Given data.
====
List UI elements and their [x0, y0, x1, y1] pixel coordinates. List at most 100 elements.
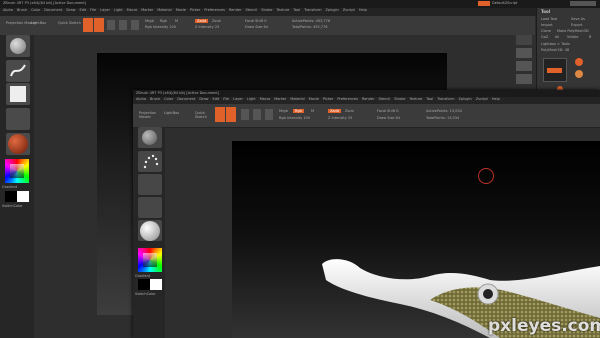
- zoom-button[interactable]: [516, 61, 532, 71]
- visible-button[interactable]: Visible: [567, 35, 578, 39]
- back-material-tile[interactable]: [6, 133, 30, 155]
- back-menu-preferences[interactable]: Preferences: [204, 8, 225, 12]
- current-tool-name[interactable]: PolyMesh3D: 48: [541, 48, 569, 52]
- tool-star-icon[interactable]: [575, 58, 583, 66]
- front-menu-render[interactable]: Render: [362, 97, 374, 101]
- export-button[interactable]: Export: [571, 23, 582, 27]
- load-tool-button[interactable]: Load Tool: [541, 17, 557, 21]
- back-menu-zscript[interactable]: Zscript: [343, 8, 355, 12]
- back-rgb-intensity-slider[interactable]: Rgb Intensity 100: [145, 25, 176, 29]
- front-menu-tool[interactable]: Tool: [426, 97, 433, 101]
- back-menu-tool[interactable]: Tool: [293, 8, 300, 12]
- front-menu-light[interactable]: Light: [247, 97, 256, 101]
- back-menu-marker[interactable]: Marker: [141, 8, 153, 12]
- front-menu-marker[interactable]: Marker: [274, 97, 286, 101]
- back-switch-color-label[interactable]: SwitchColor: [2, 204, 23, 208]
- window-controls[interactable]: [570, 1, 596, 6]
- back-scale-button[interactable]: [119, 20, 127, 30]
- back-alpha-tile[interactable]: [6, 83, 30, 105]
- scroll-button[interactable]: [516, 48, 532, 58]
- back-mrgb-button[interactable]: Mrgb: [145, 19, 154, 23]
- back-menu-light[interactable]: Light: [114, 8, 123, 12]
- back-draw-size-slider[interactable]: Draw Size 64: [245, 25, 268, 29]
- front-menu-material[interactable]: Material: [290, 97, 304, 101]
- front-zsub-button[interactable]: Zsub: [345, 109, 354, 113]
- front-menu-draw[interactable]: Draw: [199, 97, 208, 101]
- front-draw-button[interactable]: [226, 107, 236, 122]
- back-menu-transform[interactable]: Transform: [304, 8, 321, 12]
- front-alpha-tile[interactable]: [138, 174, 162, 195]
- back-menu-alpha[interactable]: Alpha: [3, 8, 13, 12]
- front-menu-color[interactable]: Color: [164, 97, 173, 101]
- front-document-canvas[interactable]: [232, 141, 600, 338]
- front-brush-tile[interactable]: [138, 127, 162, 148]
- back-stroke-tile[interactable]: [6, 60, 30, 82]
- back-move-button[interactable]: [107, 20, 115, 30]
- back-quick-sketch-button[interactable]: Quick Sketch: [58, 21, 81, 25]
- front-rgb-intensity-slider[interactable]: Rgb Intensity 100: [279, 116, 310, 120]
- front-menu-stencil[interactable]: Stencil: [378, 97, 390, 101]
- front-rotate-button[interactable]: [265, 109, 273, 120]
- front-rgb-button[interactable]: Rgb: [293, 109, 304, 113]
- front-menu-zplugin[interactable]: Zplugin: [458, 97, 471, 101]
- front-m-button[interactable]: M: [311, 109, 314, 113]
- r-button[interactable]: R: [589, 35, 591, 39]
- back-orange-button[interactable]: [478, 1, 490, 6]
- import-button[interactable]: Import: [541, 23, 553, 27]
- front-menu-zscript[interactable]: Zscript: [476, 97, 488, 101]
- front-switch-color-label[interactable]: SwitchColor: [135, 292, 156, 296]
- front-menu-preferences[interactable]: Preferences: [337, 97, 358, 101]
- front-menu-brush[interactable]: Brush: [150, 97, 160, 101]
- front-material-tile[interactable]: [138, 220, 162, 241]
- back-menu-macro[interactable]: Macro: [127, 8, 138, 12]
- tool-sphere-icon[interactable]: [575, 70, 583, 78]
- lightbox-tools-button[interactable]: Lightbox > Tools: [541, 42, 570, 46]
- back-brush-tile[interactable]: [6, 35, 30, 57]
- front-menu-alpha[interactable]: Alpha: [136, 97, 146, 101]
- back-menu-render[interactable]: Render: [229, 8, 241, 12]
- front-draw-size-slider[interactable]: Draw Size 64: [377, 116, 400, 120]
- back-m-button[interactable]: M: [175, 19, 178, 23]
- front-zadd-button[interactable]: Zadd: [328, 109, 341, 113]
- back-menu-stencil[interactable]: Stencil: [245, 8, 257, 12]
- back-main-color[interactable]: [5, 191, 17, 202]
- back-menu-stroke[interactable]: Stroke: [261, 8, 272, 12]
- front-texture-tile[interactable]: [138, 197, 162, 218]
- front-menu-texture[interactable]: Texture: [409, 97, 422, 101]
- tool-panel-header[interactable]: Tool: [541, 9, 550, 14]
- front-edit-button[interactable]: [215, 107, 225, 122]
- front-menu-file[interactable]: File: [223, 97, 229, 101]
- front-menu-help[interactable]: Help: [492, 97, 500, 101]
- front-projection-master-button[interactable]: Projection Master: [139, 111, 161, 119]
- front-menu-layer[interactable]: Layer: [233, 97, 243, 101]
- front-mrgb-button[interactable]: Mrgb: [279, 109, 288, 113]
- back-rotate-button[interactable]: [131, 20, 139, 30]
- back-texture-tile[interactable]: [6, 108, 30, 130]
- back-draw-button[interactable]: [94, 18, 104, 32]
- all-button[interactable]: All: [555, 35, 559, 39]
- back-zadd-button[interactable]: Zadd: [195, 19, 208, 23]
- make-polymesh-button[interactable]: Make PolyMesh3D: [557, 29, 589, 33]
- back-menu-movie[interactable]: Movie: [176, 8, 186, 12]
- back-rgb-button[interactable]: Rgb: [160, 19, 167, 23]
- front-lightbox-button[interactable]: LightBox: [164, 111, 179, 115]
- front-move-button[interactable]: [241, 109, 249, 120]
- front-menu-document[interactable]: Document: [177, 97, 195, 101]
- back-menu-edit[interactable]: Edit: [80, 8, 87, 12]
- actual-button[interactable]: [516, 74, 532, 84]
- front-menu-edit[interactable]: Edit: [213, 97, 220, 101]
- back-menu-document[interactable]: Document: [44, 8, 62, 12]
- goz-button[interactable]: GoZ: [541, 35, 548, 39]
- back-focal-shift-slider[interactable]: Focal Shift 0: [245, 19, 266, 23]
- back-menu-texture[interactable]: Texture: [276, 8, 289, 12]
- back-default-script[interactable]: DefaultZScript: [492, 1, 517, 5]
- front-menu-movie[interactable]: Movie: [309, 97, 319, 101]
- front-menu-stroke[interactable]: Stroke: [394, 97, 405, 101]
- clone-button[interactable]: Clone: [541, 29, 551, 33]
- front-menu-macro[interactable]: Macro: [260, 97, 271, 101]
- front-focal-shift-slider[interactable]: Focal Shift 0: [377, 109, 398, 113]
- bpr-button[interactable]: [516, 35, 532, 45]
- back-menu-help[interactable]: Help: [359, 8, 367, 12]
- back-menu-draw[interactable]: Draw: [66, 8, 75, 12]
- front-menu-transform[interactable]: Transform: [437, 97, 454, 101]
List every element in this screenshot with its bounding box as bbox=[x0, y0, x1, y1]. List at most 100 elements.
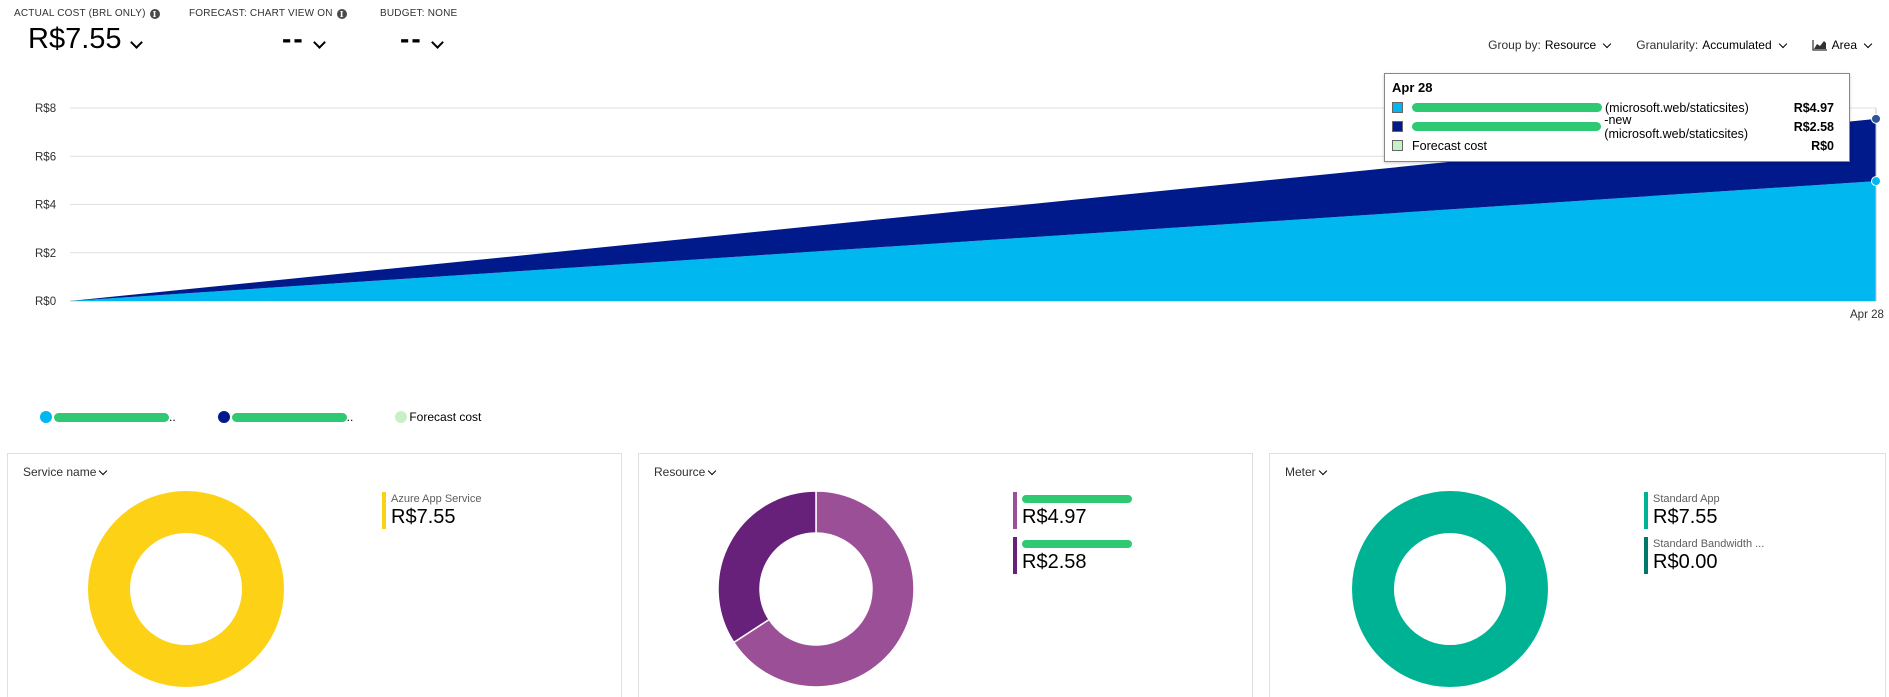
cost-analysis-view: ACTUAL COST (BRL ONLY) i R$7.55 FORECAST… bbox=[0, 0, 1889, 697]
series-swatch bbox=[1392, 140, 1403, 151]
tooltip-series-value: R$4.97 bbox=[1793, 100, 1834, 115]
redacted-text bbox=[231, 412, 347, 422]
chevron-down-icon[interactable] bbox=[430, 35, 444, 49]
resource-header: Resource bbox=[654, 465, 706, 479]
legend-label: .. bbox=[346, 410, 354, 424]
tooltip-date: Apr 28 bbox=[1392, 80, 1433, 95]
service-donut-chart[interactable] bbox=[86, 489, 286, 689]
card-legend-label: Standard App bbox=[1653, 492, 1720, 505]
card-legend-text: Azure App Service R$7.55 bbox=[391, 492, 482, 529]
legend-color-bar bbox=[1644, 537, 1648, 574]
kpi-forecast-value-row[interactable]: -- bbox=[282, 23, 347, 55]
legend-dot bbox=[40, 411, 52, 423]
granularity-dropdown[interactable]: Granularity: Accumulated bbox=[1636, 38, 1787, 52]
card-legend-text: R$4.97 bbox=[1022, 492, 1135, 529]
tooltip-row: -new (microsoft.web/staticsites) R$2.58 bbox=[1392, 113, 1842, 141]
card-legend-value: R$2.58 bbox=[1022, 551, 1087, 573]
tooltip-series-value: R$2.58 bbox=[1793, 119, 1834, 134]
legend-item[interactable]: .. bbox=[217, 410, 354, 424]
chevron-down-icon bbox=[708, 466, 717, 475]
kpi-budget-value-row[interactable]: -- bbox=[400, 23, 457, 55]
service-name-card: Service name Azure App Service R$7.55 bbox=[7, 453, 622, 697]
legend-color-bar bbox=[1644, 492, 1648, 529]
donut-slice[interactable] bbox=[717, 490, 817, 644]
resource-donut-chart[interactable] bbox=[716, 489, 916, 689]
kpi-actual-cost[interactable]: ACTUAL COST (BRL ONLY) i R$7.55 bbox=[14, 8, 160, 56]
card-legend-value: R$4.97 bbox=[1022, 506, 1087, 528]
kpi-budget[interactable]: BUDGET: NONE -- bbox=[380, 8, 457, 55]
chart-tooltip: Apr 28 (microsoft.web/staticsites) R$4.97… bbox=[1384, 73, 1850, 162]
data-point-1[interactable] bbox=[1871, 176, 1881, 187]
redacted-text bbox=[1022, 539, 1132, 548]
kpi-actual-cost-value: R$7.55 bbox=[28, 23, 122, 55]
granularity-label: Granularity: bbox=[1636, 38, 1699, 52]
info-icon[interactable]: i bbox=[336, 8, 347, 19]
service-name-header: Service name bbox=[23, 465, 97, 479]
chart-type-value: Area bbox=[1831, 38, 1857, 52]
series-swatch bbox=[1392, 121, 1403, 132]
chevron-down-icon bbox=[1863, 39, 1873, 48]
resource-legend: R$4.97 R$2.58 bbox=[1013, 492, 1135, 582]
y-tick-label: R$8 bbox=[35, 103, 56, 115]
card-legend-item[interactable]: R$4.97 bbox=[1013, 492, 1135, 529]
y-tick-label: R$2 bbox=[35, 248, 56, 260]
card-legend-label bbox=[1022, 492, 1135, 505]
kpi-budget-value: -- bbox=[400, 23, 423, 54]
card-legend-item[interactable]: Azure App Service R$7.55 bbox=[382, 492, 482, 529]
chart-toolbar: Group by: Resource Granularity: Accumula… bbox=[1488, 38, 1873, 52]
group-by-dropdown[interactable]: Group by: Resource bbox=[1488, 38, 1612, 52]
tooltip-series-label: Forecast cost bbox=[1412, 138, 1488, 153]
tooltip-row: Forecast cost R$0 bbox=[1392, 136, 1842, 155]
meter-dropdown[interactable]: Meter bbox=[1285, 465, 1327, 479]
meter-card: Meter Standard App R$7.55 Standard Bandwid… bbox=[1269, 453, 1886, 697]
chevron-down-icon bbox=[1602, 39, 1612, 48]
legend-color-bar bbox=[1013, 537, 1017, 574]
card-legend-item[interactable]: Standard Bandwidth ... R$0.00 bbox=[1644, 537, 1764, 574]
kpi-actual-cost-value-row[interactable]: R$7.55 bbox=[28, 23, 160, 56]
kpi-actual-cost-label-row: ACTUAL COST (BRL ONLY) i bbox=[14, 8, 160, 19]
y-tick-label: R$4 bbox=[35, 200, 57, 212]
meter-header: Meter bbox=[1285, 465, 1316, 479]
group-by-label: Group by: bbox=[1488, 38, 1541, 52]
chevron-down-icon bbox=[99, 466, 108, 475]
card-legend-label: Azure App Service bbox=[391, 492, 482, 505]
service-legend: Azure App Service R$7.55 bbox=[382, 492, 482, 537]
card-legend-value: R$7.55 bbox=[391, 506, 456, 528]
resource-card: Resource R$4.97 R$2.58 bbox=[638, 453, 1253, 697]
meter-legend: Standard App R$7.55 Standard Bandwidth ...… bbox=[1644, 492, 1764, 582]
meter-donut-chart[interactable] bbox=[1350, 489, 1550, 689]
legend-color-bar bbox=[1013, 492, 1017, 529]
legend-item[interactable]: .. bbox=[40, 410, 176, 424]
redacted-text bbox=[1412, 122, 1602, 131]
card-legend-item[interactable]: R$2.58 bbox=[1013, 537, 1135, 574]
redacted-text bbox=[1412, 103, 1602, 112]
tooltip-series-name: Forecast cost bbox=[1412, 139, 1778, 153]
area-chart-icon bbox=[1812, 40, 1827, 51]
y-tick-label: R$0 bbox=[35, 296, 56, 308]
kpi-forecast-value: -- bbox=[282, 23, 305, 54]
granularity-value: Accumulated bbox=[1702, 38, 1772, 52]
info-icon[interactable]: i bbox=[149, 8, 160, 19]
chart-legend: .... Forecast cost bbox=[40, 410, 523, 424]
legend-item[interactable]: Forecast cost bbox=[395, 410, 481, 424]
card-legend-text: R$2.58 bbox=[1022, 537, 1135, 574]
legend-label: .. bbox=[169, 410, 176, 424]
legend-label: Forecast cost bbox=[409, 410, 482, 424]
chart-type-dropdown[interactable]: Area bbox=[1812, 38, 1873, 52]
service-name-dropdown[interactable]: Service name bbox=[23, 465, 108, 479]
x-tick-label: Apr 28 bbox=[1850, 309, 1884, 321]
resource-dropdown[interactable]: Resource bbox=[654, 465, 717, 479]
kpi-forecast-label-row: FORECAST: CHART VIEW ON i bbox=[189, 8, 347, 19]
card-legend-text: Standard App R$7.55 bbox=[1653, 492, 1720, 529]
card-legend-item[interactable]: Standard App R$7.55 bbox=[1644, 492, 1764, 529]
chevron-down-icon[interactable] bbox=[312, 35, 326, 49]
donut-slice[interactable] bbox=[88, 491, 284, 687]
card-legend-value: R$7.55 bbox=[1653, 506, 1718, 528]
tooltip-rows: (microsoft.web/staticsites) R$4.97 -new (m… bbox=[1392, 98, 1842, 155]
card-legend-label bbox=[1022, 537, 1135, 550]
card-legend-value: R$0.00 bbox=[1653, 551, 1718, 573]
data-point-2[interactable] bbox=[1871, 113, 1881, 124]
donut-slice[interactable] bbox=[1352, 491, 1548, 687]
kpi-forecast[interactable]: FORECAST: CHART VIEW ON i -- bbox=[189, 8, 347, 55]
chevron-down-icon[interactable] bbox=[129, 36, 143, 49]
====
Problem. Identify every line of the records that contains the string "budget", matching case exactly, and copy each of those lines.

Correct response.
kpi-budget-value-row[interactable]: -- bbox=[400, 23, 457, 55]
kpi-budget[interactable]: BUDGET: NONE -- bbox=[380, 8, 457, 55]
kpi-budget-value: -- bbox=[400, 23, 423, 54]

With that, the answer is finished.